_Your objective:_
Write out every single entry exactly.

_Provided data:_
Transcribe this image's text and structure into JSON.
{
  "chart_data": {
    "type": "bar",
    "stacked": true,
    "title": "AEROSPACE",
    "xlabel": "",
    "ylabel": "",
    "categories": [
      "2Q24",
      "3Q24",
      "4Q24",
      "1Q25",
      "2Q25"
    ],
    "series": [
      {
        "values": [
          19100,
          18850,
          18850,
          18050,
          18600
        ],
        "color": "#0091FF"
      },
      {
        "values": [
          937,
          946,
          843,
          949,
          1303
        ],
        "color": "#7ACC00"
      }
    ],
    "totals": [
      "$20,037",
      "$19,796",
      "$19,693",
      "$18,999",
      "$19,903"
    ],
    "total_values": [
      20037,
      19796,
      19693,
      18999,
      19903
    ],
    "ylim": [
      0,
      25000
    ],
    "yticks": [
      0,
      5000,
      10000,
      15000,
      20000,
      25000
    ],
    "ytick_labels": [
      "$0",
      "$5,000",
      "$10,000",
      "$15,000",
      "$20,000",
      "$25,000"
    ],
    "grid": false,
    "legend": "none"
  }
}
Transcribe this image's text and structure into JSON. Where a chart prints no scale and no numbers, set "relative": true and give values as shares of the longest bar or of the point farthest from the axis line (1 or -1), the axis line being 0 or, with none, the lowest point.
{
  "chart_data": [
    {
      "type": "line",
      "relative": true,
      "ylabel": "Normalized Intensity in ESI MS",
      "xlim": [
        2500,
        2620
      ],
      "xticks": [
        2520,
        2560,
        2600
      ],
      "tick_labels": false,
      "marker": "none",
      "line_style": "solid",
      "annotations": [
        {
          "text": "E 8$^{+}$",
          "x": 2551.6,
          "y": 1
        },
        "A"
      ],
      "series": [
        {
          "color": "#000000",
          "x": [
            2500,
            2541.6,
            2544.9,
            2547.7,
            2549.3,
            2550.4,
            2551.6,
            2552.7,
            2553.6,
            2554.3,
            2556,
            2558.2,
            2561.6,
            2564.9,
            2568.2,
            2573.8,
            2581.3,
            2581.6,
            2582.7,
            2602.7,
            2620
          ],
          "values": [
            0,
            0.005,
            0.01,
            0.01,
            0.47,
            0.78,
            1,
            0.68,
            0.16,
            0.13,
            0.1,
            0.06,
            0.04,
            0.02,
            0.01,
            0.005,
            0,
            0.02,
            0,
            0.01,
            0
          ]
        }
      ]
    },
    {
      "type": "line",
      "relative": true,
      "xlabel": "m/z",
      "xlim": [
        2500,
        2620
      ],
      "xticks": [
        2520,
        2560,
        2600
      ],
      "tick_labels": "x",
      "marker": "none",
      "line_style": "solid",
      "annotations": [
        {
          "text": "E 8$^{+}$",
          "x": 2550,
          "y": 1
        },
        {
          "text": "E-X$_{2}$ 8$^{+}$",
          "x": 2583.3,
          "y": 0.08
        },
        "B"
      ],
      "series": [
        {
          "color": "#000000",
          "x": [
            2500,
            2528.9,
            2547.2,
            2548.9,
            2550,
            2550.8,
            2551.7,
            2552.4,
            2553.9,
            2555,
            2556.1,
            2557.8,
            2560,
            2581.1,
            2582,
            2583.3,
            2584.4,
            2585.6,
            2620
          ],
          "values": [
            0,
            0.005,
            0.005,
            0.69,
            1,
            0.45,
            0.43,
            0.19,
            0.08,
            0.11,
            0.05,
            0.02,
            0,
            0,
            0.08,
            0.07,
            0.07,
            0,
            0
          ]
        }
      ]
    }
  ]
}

_Completed exercise:_
Transcribe this image's text and structure into JSON.
{
  "chart_data": {
    "type": "bar",
    "stacked": true,
    "title": "AEROSPACE",
    "xlabel": "",
    "ylabel": "",
    "categories": [
      "2Q24",
      "3Q24",
      "4Q24",
      "1Q25",
      "2Q25"
    ],
    "series": [
      {
        "values": [
          19100,
          18850,
          18850,
          18050,
          18600
        ],
        "color": "#0091FF"
      },
      {
        "values": [
          937,
          946,
          843,
          949,
          1303
        ],
        "color": "#7ACC00"
      }
    ],
    "totals": [
      "$20,037",
      "$19,796",
      "$19,693",
      "$18,999",
      "$19,903"
    ],
    "total_values": [
      20037,
      19796,
      19693,
      18999,
      19903
    ],
    "ylim": [
      0,
      25000
    ],
    "yticks": [
      0,
      5000,
      10000,
      15000,
      20000,
      25000
    ],
    "ytick_labels": [
      "$0",
      "$5,000",
      "$10,000",
      "$15,000",
      "$20,000",
      "$25,000"
    ],
    "grid": false,
    "legend": "none"
  }
}
Transcribe this image's text and structure into JSON. Where a chart prints no scale and no numbers, set "relative": true and give values as shares of the longest bar or of the point farthest from the axis line (1 or -1), the axis line being 0 or, with none, the lowest point.
{
  "chart_data": [
    {
      "type": "line",
      "relative": true,
      "ylabel": "Normalized Intensity in ESI MS",
      "xlim": [
        2500,
        2620
      ],
      "xticks": [
        2520,
        2560,
        2600
      ],
      "tick_labels": false,
      "marker": "none",
      "line_style": "solid",
      "annotations": [
        {
          "text": "E 8$^{+}$",
          "x": 2551.6,
          "y": 1
        },
        "A"
      ],
      "series": [
        {
          "color": "#000000",
          "x": [
            2500,
            2541.6,
            2544.9,
            2547.7,
            2549.3,
            2550.4,
            2551.6,
            2552.7,
            2553.6,
            2554.3,
            2556,
            2558.2,
            2561.6,
            2564.9,
            2568.2,
            2573.8,
            2581.3,
            2581.6,
            2582.7,
            2602.7,
            2620
          ],
          "values": [
            0,
            0.005,
            0.01,
            0.01,
            0.47,
            0.78,
            1,
            0.68,
            0.16,
            0.13,
            0.1,
            0.06,
            0.04,
            0.02,
            0.01,
            0.005,
            0,
            0.02,
            0,
            0.01,
            0
          ]
        }
      ]
    },
    {
      "type": "line",
      "relative": true,
      "xlabel": "m/z",
      "xlim": [
        2500,
        2620
      ],
      "xticks": [
        2520,
        2560,
        2600
      ],
      "tick_labels": "x",
      "marker": "none",
      "line_style": "solid",
      "annotations": [
        {
          "text": "E 8$^{+}$",
          "x": 2550,
          "y": 1
        },
        {
          "text": "E-X$_{2}$ 8$^{+}$",
          "x": 2583.3,
          "y": 0.08
        },
        "B"
      ],
      "series": [
        {
          "color": "#000000",
          "x": [
            2500,
            2528.9,
            2547.2,
            2548.9,
            2550,
            2550.8,
            2551.7,
            2552.4,
            2553.9,
            2555,
            2556.1,
            2557.8,
            2560,
            2581.1,
            2582,
            2583.3,
            2584.4,
            2585.6,
            2620
          ],
          "values": [
            0,
            0.005,
            0.005,
            0.69,
            1,
            0.45,
            0.43,
            0.19,
            0.08,
            0.11,
            0.05,
            0.02,
            0,
            0,
            0.08,
            0.07,
            0.07,
            0,
            0
          ]
        }
      ]
    }
  ]
}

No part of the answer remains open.